Copy out the listing exactly.

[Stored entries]
-*-
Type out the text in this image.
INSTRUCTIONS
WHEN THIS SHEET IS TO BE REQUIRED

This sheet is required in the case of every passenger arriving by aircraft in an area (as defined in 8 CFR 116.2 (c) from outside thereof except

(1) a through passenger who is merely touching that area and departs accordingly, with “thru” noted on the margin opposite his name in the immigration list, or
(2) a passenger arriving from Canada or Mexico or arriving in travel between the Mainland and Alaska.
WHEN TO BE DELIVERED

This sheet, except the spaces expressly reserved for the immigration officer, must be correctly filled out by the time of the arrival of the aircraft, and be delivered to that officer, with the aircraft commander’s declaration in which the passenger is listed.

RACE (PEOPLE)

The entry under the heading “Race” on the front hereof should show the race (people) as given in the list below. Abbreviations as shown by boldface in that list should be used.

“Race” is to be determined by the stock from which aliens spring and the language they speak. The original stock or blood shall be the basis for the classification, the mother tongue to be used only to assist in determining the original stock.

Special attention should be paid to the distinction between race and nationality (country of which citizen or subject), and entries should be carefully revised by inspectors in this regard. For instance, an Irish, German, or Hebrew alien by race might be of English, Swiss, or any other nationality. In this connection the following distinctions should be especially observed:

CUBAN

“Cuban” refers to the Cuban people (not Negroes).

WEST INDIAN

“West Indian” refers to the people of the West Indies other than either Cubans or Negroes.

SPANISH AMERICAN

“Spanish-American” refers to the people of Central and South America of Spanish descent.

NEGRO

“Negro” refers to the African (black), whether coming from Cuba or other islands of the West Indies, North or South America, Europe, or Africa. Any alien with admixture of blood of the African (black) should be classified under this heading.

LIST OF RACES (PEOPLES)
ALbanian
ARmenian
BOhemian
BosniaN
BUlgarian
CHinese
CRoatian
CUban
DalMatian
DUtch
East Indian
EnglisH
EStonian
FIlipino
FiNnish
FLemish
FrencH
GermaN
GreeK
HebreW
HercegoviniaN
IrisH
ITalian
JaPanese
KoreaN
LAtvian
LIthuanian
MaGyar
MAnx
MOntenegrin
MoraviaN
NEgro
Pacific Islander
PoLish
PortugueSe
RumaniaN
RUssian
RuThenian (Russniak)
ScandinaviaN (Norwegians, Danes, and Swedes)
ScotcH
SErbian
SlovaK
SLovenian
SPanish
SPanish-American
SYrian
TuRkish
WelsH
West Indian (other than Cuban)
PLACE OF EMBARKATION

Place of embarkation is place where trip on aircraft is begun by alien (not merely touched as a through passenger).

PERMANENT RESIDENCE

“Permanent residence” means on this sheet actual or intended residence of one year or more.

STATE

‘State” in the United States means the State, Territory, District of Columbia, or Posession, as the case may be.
-*-
## Written response
Type out the text in this image.
INSTRUCTIONS
WHEN THIS SHEET IS TO BE REQUIRED

This sheet is required in the case of every passenger arriving by aircraft in an area (as defined in 8 CFR 116.2 (c) from outside thereof except

(1) a through passenger who is merely touching that area and departs accordingly, with “thru” noted on the margin opposite his name in the immigration list, or
(2) a passenger arriving from Canada or Mexico or arriving in travel between the Mainland and Alaska.
WHEN TO BE DELIVERED

This sheet, except the spaces expressly reserved for the immigration officer, must be correctly filled out by the time of the arrival of the aircraft, and be delivered to that officer, with the aircraft commander’s declaration in which the passenger is listed.

RACE (PEOPLE)

The entry under the heading “Race” on the front hereof should show the race (people) as given in the list below. Abbreviations as shown by boldface in that list should be used.

“Race” is to be determined by the stock from which aliens spring and the language they speak. The original stock or blood shall be the basis for the classification, the mother tongue to be used only to assist in determining the original stock.

Special attention should be paid to the distinction between race and nationality (country of which citizen or subject), and entries should be carefully revised by inspectors in this regard. For instance, an Irish, German, or Hebrew alien by race might be of English, Swiss, or any other nationality. In this connection the following distinctions should be especially observed:

CUBAN

“Cuban” refers to the Cuban people (not Negroes).

WEST INDIAN

“West Indian” refers to the people of the West Indies other than either Cubans or Negroes.

SPANISH AMERICAN

“Spanish-American” refers to the people of Central and South America of Spanish descent.

NEGRO

“Negro” refers to the African (black), whether coming from Cuba or other islands of the West Indies, North or South America, Europe, or Africa. Any alien with admixture of blood of the African (black) should be classified under this heading.

LIST OF RACES (PEOPLES)
ALbanian
ARmenian
BOhemian
BosniaN
BUlgarian
CHinese
CRoatian
CUban
DalMatian
DUtch
East Indian
EnglisH
EStonian
FIlipino
FiNnish
FLemish
FrencH
GermaN
GreeK
HebreW
HercegoviniaN
IrisH
ITalian
JaPanese
KoreaN
LAtvian
LIthuanian
MaGyar
MAnx
MOntenegrin
MoraviaN
NEgro
Pacific Islander
PoLish
PortugueSe
RumaniaN
RUssian
RuThenian (Russniak)
ScandinaviaN (Norwegians, Danes, and Swedes)
ScotcH
SErbian
SlovaK
SLovenian
SPanish
SPanish-American
SYrian
TuRkish
WelsH
West Indian (other than Cuban)
PLACE OF EMBARKATION

Place of embarkation is place where trip on aircraft is begun by alien (not merely touched as a through passenger).

PERMANENT RESIDENCE

“Permanent residence” means on this sheet actual or intended residence of one year or more.

STATE

‘State” in the United States means the State, Territory, District of Columbia, or Posession, as the case may be.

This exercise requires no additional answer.